'''

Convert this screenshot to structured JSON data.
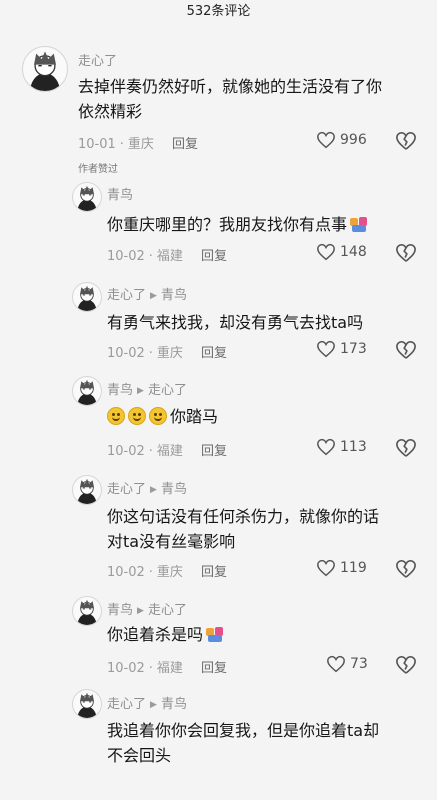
{
  "header": {
    "title": "532条评论"
  },
  "comments": [
    {
      "name": "走心了",
      "reply_to": "",
      "lines": [
        "去掉伴奏仍然好听，就像她的生活没有了你",
        "依然精彩"
      ],
      "date": "10-01",
      "location": "重庆",
      "reply": "回复",
      "likes": "996",
      "author_tag": "作者赞过",
      "emoji_count": 0,
      "has_sticker": false
    },
    {
      "name": "青鸟",
      "reply_to": "",
      "lines": [
        "你重庆哪里的？我朋友找你有点事"
      ],
      "date": "10-02",
      "location": "福建",
      "reply": "回复",
      "likes": "148",
      "author_tag": "",
      "emoji_count": 0,
      "has_sticker": true
    },
    {
      "name": "走心了",
      "reply_to": "青鸟",
      "lines": [
        "有勇气来找我，却没有勇气去找ta吗"
      ],
      "date": "10-02",
      "location": "重庆",
      "reply": "回复",
      "likes": "173",
      "author_tag": "",
      "emoji_count": 0,
      "has_sticker": false
    },
    {
      "name": "青鸟",
      "reply_to": "走心了",
      "lines": [
        "你踏马"
      ],
      "date": "10-02",
      "location": "福建",
      "reply": "回复",
      "likes": "113",
      "author_tag": "",
      "emoji_count": 3,
      "has_sticker": false
    },
    {
      "name": "走心了",
      "reply_to": "青鸟",
      "lines": [
        "你这句话没有任何杀伤力，就像你的话",
        "对ta没有丝毫影响"
      ],
      "date": "10-02",
      "location": "重庆",
      "reply": "回复",
      "likes": "119",
      "author_tag": "",
      "emoji_count": 0,
      "has_sticker": false
    },
    {
      "name": "青鸟",
      "reply_to": "走心了",
      "lines": [
        "你追着杀是吗"
      ],
      "date": "10-02",
      "location": "福建",
      "reply": "回复",
      "likes": "73",
      "author_tag": "",
      "emoji_count": 0,
      "has_sticker": true
    },
    {
      "name": "走心了",
      "reply_to": "青鸟",
      "lines": [
        "我追着你你会回复我，但是你追着ta却",
        "不会回头"
      ],
      "date": "",
      "location": "",
      "reply": "",
      "likes": "",
      "author_tag": "",
      "emoji_count": 0,
      "has_sticker": false
    }
  ]
}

'''

Short exercise: Write the listing out a second time exactly, dropping all images.

Full solution:
Convert this screenshot to structured JSON data.
{
  "header": {
    "title": "532条评论"
  },
  "comments": [
    {
      "name": "走心了",
      "reply_to": "",
      "lines": [
        "去掉伴奏仍然好听，就像她的生活没有了你",
        "依然精彩"
      ],
      "date": "10-01",
      "location": "重庆",
      "reply": "回复",
      "likes": "996",
      "author_tag": "作者赞过",
      "emoji_count": 0,
      "has_sticker": false
    },
    {
      "name": "青鸟",
      "reply_to": "",
      "lines": [
        "你重庆哪里的？我朋友找你有点事"
      ],
      "date": "10-02",
      "location": "福建",
      "reply": "回复",
      "likes": "148",
      "author_tag": "",
      "emoji_count": 0,
      "has_sticker": true
    },
    {
      "name": "走心了",
      "reply_to": "青鸟",
      "lines": [
        "有勇气来找我，却没有勇气去找ta吗"
      ],
      "date": "10-02",
      "location": "重庆",
      "reply": "回复",
      "likes": "173",
      "author_tag": "",
      "emoji_count": 0,
      "has_sticker": false
    },
    {
      "name": "青鸟",
      "reply_to": "走心了",
      "lines": [
        "你踏马"
      ],
      "date": "10-02",
      "location": "福建",
      "reply": "回复",
      "likes": "113",
      "author_tag": "",
      "emoji_count": 3,
      "has_sticker": false
    },
    {
      "name": "走心了",
      "reply_to": "青鸟",
      "lines": [
        "你这句话没有任何杀伤力，就像你的话",
        "对ta没有丝毫影响"
      ],
      "date": "10-02",
      "location": "重庆",
      "reply": "回复",
      "likes": "119",
      "author_tag": "",
      "emoji_count": 0,
      "has_sticker": false
    },
    {
      "name": "青鸟",
      "reply_to": "走心了",
      "lines": [
        "你追着杀是吗"
      ],
      "date": "10-02",
      "location": "福建",
      "reply": "回复",
      "likes": "73",
      "author_tag": "",
      "emoji_count": 0,
      "has_sticker": true
    },
    {
      "name": "走心了",
      "reply_to": "青鸟",
      "lines": [
        "我追着你你会回复我，但是你追着ta却",
        "不会回头"
      ],
      "date": "",
      "location": "",
      "reply": "",
      "likes": "",
      "author_tag": "",
      "emoji_count": 0,
      "has_sticker": false
    }
  ]
}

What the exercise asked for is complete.